■ **Exercise objective**:
Using the data beneath, show every line that includes the word "Multilinking".

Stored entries
# # #

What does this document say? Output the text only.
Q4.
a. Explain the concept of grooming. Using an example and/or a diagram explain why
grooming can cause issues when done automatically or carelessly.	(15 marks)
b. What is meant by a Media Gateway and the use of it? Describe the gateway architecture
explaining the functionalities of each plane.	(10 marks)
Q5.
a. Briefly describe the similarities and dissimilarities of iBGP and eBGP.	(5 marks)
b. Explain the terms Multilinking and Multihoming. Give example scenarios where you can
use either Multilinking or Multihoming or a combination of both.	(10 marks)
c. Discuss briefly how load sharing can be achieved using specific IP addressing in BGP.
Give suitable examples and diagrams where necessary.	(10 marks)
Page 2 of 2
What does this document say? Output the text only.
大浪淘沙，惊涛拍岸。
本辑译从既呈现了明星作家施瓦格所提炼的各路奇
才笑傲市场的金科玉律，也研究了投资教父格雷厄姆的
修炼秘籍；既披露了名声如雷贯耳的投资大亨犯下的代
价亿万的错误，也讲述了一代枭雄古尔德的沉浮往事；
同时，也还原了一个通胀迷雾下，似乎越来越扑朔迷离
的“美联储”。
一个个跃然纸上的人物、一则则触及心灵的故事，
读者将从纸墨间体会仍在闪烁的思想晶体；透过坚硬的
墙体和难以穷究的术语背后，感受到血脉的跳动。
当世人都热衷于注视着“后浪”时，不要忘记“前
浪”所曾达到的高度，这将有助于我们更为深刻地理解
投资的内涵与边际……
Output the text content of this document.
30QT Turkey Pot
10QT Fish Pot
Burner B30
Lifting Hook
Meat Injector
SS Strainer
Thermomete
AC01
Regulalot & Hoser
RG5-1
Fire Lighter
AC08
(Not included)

# # #

■ **Expected output**:
b. Explain the terms Multilinking and Multihoming. Give example scenarios where you can
use either Multilinking or Multihoming or a combination of both.	(10 marks)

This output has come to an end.